- [SHORT TASK]: Pick out the lines below with "Open" and list them.

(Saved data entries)
++++

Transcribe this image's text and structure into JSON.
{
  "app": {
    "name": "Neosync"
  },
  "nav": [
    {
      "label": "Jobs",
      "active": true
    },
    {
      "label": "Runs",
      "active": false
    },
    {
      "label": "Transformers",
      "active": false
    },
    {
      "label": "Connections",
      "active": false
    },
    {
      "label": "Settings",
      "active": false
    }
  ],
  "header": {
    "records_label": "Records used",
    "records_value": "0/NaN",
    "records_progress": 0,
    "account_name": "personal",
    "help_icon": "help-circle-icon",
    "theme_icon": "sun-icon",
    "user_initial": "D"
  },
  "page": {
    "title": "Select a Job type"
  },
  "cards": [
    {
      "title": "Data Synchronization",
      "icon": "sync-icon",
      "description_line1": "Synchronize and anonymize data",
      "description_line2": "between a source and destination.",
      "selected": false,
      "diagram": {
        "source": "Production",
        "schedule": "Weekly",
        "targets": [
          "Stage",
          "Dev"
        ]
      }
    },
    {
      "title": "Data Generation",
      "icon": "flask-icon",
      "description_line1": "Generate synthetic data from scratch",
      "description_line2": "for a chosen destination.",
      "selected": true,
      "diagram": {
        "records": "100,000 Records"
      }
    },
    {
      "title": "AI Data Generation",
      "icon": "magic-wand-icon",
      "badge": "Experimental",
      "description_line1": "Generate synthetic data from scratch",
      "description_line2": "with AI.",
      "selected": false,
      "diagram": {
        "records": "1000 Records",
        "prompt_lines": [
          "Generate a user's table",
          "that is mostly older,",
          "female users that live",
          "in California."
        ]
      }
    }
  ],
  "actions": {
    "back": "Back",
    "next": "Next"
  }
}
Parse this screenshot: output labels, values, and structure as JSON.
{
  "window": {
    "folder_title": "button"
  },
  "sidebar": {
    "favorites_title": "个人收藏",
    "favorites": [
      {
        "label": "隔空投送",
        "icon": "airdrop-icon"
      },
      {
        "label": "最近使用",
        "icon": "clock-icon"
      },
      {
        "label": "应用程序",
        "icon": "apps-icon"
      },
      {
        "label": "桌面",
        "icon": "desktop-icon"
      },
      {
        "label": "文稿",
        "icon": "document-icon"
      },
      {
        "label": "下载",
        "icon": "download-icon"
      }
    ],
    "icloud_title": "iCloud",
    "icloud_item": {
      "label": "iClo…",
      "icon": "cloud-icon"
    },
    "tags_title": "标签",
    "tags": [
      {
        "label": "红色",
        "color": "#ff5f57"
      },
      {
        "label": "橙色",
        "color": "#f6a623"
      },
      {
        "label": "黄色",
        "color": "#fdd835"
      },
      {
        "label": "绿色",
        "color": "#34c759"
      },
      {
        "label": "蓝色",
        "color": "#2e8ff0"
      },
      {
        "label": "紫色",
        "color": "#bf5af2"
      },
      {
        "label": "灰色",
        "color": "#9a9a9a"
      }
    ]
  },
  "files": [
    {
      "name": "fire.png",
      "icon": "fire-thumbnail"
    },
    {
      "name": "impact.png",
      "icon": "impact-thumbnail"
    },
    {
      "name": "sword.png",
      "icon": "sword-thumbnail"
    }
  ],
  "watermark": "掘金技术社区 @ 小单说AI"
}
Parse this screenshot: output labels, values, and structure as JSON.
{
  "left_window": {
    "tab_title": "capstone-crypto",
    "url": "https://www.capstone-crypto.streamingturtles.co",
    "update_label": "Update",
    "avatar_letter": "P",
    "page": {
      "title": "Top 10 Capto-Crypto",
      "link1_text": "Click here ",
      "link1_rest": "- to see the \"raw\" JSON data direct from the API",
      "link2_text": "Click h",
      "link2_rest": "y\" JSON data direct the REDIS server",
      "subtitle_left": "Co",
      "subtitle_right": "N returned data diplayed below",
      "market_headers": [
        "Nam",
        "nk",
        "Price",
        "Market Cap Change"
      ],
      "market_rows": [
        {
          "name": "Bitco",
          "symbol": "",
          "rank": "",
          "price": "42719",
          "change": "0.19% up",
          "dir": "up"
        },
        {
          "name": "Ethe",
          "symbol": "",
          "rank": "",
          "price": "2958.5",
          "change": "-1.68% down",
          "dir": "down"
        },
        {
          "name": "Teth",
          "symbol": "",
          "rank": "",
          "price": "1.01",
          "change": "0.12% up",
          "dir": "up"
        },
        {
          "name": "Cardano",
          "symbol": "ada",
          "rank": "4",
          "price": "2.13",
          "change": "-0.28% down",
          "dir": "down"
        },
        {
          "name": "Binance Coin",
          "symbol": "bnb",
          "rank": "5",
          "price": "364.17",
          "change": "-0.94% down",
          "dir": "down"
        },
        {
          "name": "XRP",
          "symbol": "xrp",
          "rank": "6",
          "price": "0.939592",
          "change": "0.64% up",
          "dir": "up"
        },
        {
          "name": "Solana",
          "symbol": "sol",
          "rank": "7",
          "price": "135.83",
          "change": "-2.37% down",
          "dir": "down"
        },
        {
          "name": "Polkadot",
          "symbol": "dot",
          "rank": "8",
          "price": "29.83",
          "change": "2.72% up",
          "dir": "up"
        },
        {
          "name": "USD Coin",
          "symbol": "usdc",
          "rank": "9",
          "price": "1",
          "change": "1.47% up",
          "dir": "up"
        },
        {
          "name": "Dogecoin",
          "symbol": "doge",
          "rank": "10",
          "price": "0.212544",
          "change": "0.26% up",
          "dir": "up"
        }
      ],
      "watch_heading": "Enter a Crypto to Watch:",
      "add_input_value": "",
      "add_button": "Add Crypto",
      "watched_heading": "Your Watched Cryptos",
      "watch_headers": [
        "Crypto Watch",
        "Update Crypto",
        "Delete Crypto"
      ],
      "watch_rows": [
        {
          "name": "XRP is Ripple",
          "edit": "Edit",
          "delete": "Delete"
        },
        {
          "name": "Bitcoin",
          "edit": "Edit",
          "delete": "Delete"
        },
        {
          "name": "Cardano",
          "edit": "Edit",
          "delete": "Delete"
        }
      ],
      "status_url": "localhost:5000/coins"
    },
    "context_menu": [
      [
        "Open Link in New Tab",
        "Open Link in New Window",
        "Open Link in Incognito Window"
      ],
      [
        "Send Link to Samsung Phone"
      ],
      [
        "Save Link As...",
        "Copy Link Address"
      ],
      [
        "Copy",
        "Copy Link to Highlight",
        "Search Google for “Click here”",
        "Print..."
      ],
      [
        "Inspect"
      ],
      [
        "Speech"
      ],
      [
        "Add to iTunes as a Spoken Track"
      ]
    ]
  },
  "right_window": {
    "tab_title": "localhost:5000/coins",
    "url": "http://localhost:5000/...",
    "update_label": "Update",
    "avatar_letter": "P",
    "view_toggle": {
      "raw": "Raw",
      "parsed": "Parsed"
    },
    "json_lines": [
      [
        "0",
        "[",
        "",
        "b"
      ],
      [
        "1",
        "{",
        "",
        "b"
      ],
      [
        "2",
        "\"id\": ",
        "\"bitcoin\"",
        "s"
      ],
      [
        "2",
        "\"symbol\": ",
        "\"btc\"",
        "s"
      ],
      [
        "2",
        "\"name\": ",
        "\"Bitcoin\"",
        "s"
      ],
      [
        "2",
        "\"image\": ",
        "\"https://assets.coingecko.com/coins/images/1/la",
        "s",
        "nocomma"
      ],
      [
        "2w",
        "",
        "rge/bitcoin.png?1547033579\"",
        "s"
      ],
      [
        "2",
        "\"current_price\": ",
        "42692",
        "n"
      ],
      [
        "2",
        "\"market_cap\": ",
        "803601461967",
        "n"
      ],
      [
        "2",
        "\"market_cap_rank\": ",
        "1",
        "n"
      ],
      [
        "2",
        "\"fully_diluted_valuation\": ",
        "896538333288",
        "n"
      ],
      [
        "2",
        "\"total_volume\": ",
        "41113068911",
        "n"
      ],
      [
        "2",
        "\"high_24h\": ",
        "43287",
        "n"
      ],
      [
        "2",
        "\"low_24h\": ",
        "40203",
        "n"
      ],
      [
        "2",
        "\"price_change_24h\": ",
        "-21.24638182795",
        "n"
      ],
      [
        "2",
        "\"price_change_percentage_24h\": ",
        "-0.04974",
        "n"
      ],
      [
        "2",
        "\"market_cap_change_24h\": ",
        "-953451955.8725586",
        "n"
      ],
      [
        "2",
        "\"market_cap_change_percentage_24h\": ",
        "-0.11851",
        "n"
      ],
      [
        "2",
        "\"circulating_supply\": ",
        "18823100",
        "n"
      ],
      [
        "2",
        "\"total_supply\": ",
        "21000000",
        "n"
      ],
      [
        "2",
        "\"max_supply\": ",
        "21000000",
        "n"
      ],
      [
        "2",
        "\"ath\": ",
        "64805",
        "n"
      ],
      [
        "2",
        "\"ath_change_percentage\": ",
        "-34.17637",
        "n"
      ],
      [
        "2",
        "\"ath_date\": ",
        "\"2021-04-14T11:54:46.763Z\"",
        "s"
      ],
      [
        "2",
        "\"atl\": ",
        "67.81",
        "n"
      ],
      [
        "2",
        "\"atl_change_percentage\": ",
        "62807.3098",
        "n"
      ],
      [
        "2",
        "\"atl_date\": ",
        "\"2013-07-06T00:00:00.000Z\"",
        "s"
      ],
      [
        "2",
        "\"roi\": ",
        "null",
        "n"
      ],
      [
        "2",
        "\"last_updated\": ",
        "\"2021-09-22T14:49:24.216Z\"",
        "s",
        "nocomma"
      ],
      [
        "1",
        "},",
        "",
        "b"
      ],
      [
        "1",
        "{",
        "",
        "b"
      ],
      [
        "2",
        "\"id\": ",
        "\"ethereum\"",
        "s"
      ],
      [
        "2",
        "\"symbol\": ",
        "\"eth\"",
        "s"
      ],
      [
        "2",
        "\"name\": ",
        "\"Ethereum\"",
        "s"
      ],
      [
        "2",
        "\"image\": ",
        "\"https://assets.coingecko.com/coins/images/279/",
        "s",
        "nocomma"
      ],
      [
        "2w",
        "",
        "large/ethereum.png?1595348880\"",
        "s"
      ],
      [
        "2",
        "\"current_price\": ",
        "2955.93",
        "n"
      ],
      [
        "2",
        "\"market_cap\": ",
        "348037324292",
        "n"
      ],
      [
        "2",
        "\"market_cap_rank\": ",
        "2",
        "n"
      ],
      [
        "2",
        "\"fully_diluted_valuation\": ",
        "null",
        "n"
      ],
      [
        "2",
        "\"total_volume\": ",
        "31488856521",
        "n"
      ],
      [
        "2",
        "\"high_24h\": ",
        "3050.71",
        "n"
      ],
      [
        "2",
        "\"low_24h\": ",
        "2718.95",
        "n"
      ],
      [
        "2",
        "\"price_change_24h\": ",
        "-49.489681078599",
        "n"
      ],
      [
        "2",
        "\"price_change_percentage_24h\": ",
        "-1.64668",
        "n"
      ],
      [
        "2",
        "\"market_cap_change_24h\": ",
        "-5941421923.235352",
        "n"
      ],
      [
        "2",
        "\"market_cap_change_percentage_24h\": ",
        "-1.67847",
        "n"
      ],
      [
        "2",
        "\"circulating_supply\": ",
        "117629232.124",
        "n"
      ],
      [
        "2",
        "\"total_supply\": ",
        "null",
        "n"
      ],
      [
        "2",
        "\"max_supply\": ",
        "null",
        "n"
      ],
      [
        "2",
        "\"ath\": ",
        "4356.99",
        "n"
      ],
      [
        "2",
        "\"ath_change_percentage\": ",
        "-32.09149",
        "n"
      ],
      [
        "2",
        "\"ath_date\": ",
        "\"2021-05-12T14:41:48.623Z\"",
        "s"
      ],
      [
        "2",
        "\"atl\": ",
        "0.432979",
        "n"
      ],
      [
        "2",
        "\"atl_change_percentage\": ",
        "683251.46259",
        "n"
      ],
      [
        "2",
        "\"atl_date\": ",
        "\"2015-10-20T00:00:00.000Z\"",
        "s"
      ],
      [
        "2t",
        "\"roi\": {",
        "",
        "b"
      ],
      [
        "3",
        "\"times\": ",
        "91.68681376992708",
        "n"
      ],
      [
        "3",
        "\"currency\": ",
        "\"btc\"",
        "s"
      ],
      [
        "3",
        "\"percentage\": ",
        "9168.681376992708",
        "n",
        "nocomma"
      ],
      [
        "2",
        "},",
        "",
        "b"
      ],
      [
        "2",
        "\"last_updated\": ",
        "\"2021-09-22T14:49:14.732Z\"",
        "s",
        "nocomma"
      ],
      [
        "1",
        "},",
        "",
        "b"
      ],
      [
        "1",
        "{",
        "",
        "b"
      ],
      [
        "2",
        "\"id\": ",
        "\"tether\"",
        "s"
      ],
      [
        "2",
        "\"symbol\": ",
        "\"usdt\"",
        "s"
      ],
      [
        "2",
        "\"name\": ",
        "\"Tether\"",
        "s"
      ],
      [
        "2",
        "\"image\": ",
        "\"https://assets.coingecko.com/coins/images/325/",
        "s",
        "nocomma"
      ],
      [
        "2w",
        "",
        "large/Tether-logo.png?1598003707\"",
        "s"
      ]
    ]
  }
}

++++

- [COMPLETE RESPONSE]:
        "Open Link in New Tab",
        "Open Link in New Window",
        "Open Link in Incognito Window"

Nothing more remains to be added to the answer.